__WHAT IS ASKED__
Take every line that has the string "histogram" and copy it out.

__MATERIAL FOR THE TASK__

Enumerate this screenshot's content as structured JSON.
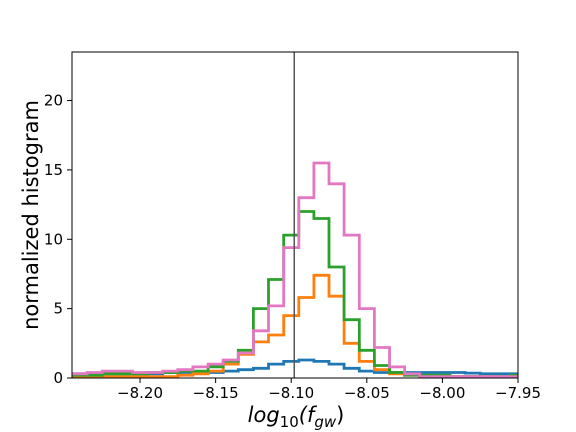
{
  "chart_data": {
    "type": "histogram",
    "title": "",
    "xlabel_base": "log",
    "xlabel_sub1": "10",
    "xlabel_paren_open": "(f",
    "xlabel_sub2": "gw",
    "xlabel_paren_close": ")",
    "ylabel": "normalized histogram",
    "xlim": [
      -8.245,
      -7.95
    ],
    "ylim": [
      0,
      23.5
    ],
    "xticks": [
      -8.2,
      -8.15,
      -8.1,
      -8.05,
      -8.0,
      -7.95
    ],
    "xtick_labels": [
      "−8.20",
      "−8.15",
      "−8.10",
      "−8.05",
      "−8.00",
      "−7.95"
    ],
    "yticks": [
      0,
      5,
      10,
      15,
      20
    ],
    "ytick_labels": [
      "0",
      "5",
      "10",
      "15",
      "20"
    ],
    "grid": false,
    "reference_line_x": -8.098,
    "bin_edges": [
      -8.245,
      -8.235,
      -8.225,
      -8.215,
      -8.205,
      -8.195,
      -8.185,
      -8.175,
      -8.165,
      -8.155,
      -8.145,
      -8.135,
      -8.125,
      -8.115,
      -8.105,
      -8.095,
      -8.085,
      -8.075,
      -8.065,
      -8.055,
      -8.045,
      -8.035,
      -8.025,
      -8.015,
      -8.005,
      -7.995,
      -7.985,
      -7.975,
      -7.965,
      -7.955,
      -7.95
    ],
    "series": [
      {
        "color": "#1f77b4",
        "values": [
          0.3,
          0.3,
          0.3,
          0.3,
          0.3,
          0.3,
          0.4,
          0.4,
          0.4,
          0.4,
          0.5,
          0.6,
          0.7,
          1.0,
          1.2,
          1.3,
          1.2,
          1.0,
          0.7,
          0.5,
          0.4,
          0.4,
          0.4,
          0.4,
          0.4,
          0.4,
          0.35,
          0.3,
          0.3,
          0.3
        ]
      },
      {
        "color": "#ff7f0e",
        "values": [
          0.1,
          0.1,
          0.1,
          0.1,
          0.1,
          0.1,
          0.1,
          0.2,
          0.3,
          0.5,
          1.0,
          1.7,
          2.6,
          3.1,
          4.5,
          5.8,
          7.4,
          5.9,
          2.5,
          1.2,
          0.6,
          0.3,
          0.2,
          0.1,
          0.1,
          0.1,
          0.1,
          0.1,
          0.1,
          0.1
        ]
      },
      {
        "color": "#2ca02c",
        "values": [
          0.2,
          0.2,
          0.3,
          0.3,
          0.3,
          0.4,
          0.4,
          0.5,
          0.5,
          0.8,
          1.2,
          2.0,
          5.0,
          7.1,
          10.3,
          12.0,
          11.5,
          8.0,
          4.2,
          2.0,
          0.9,
          0.4,
          0.2,
          0.2,
          0.2,
          0.1,
          0.1,
          0.1,
          0.1,
          0.2
        ]
      },
      {
        "color": "#e377c2",
        "values": [
          0.3,
          0.4,
          0.5,
          0.5,
          0.4,
          0.4,
          0.5,
          0.6,
          0.8,
          1.0,
          1.3,
          1.8,
          3.4,
          5.2,
          9.4,
          13.0,
          15.5,
          14.0,
          10.3,
          5.0,
          2.2,
          0.8,
          0.3,
          0.1,
          0.1,
          0.1,
          0.1,
          0.1,
          0.1,
          0.1
        ]
      }
    ]
  }
}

__TASK OUTPUT__
    "type": "histogram",
    "ylabel": "normalized histogram",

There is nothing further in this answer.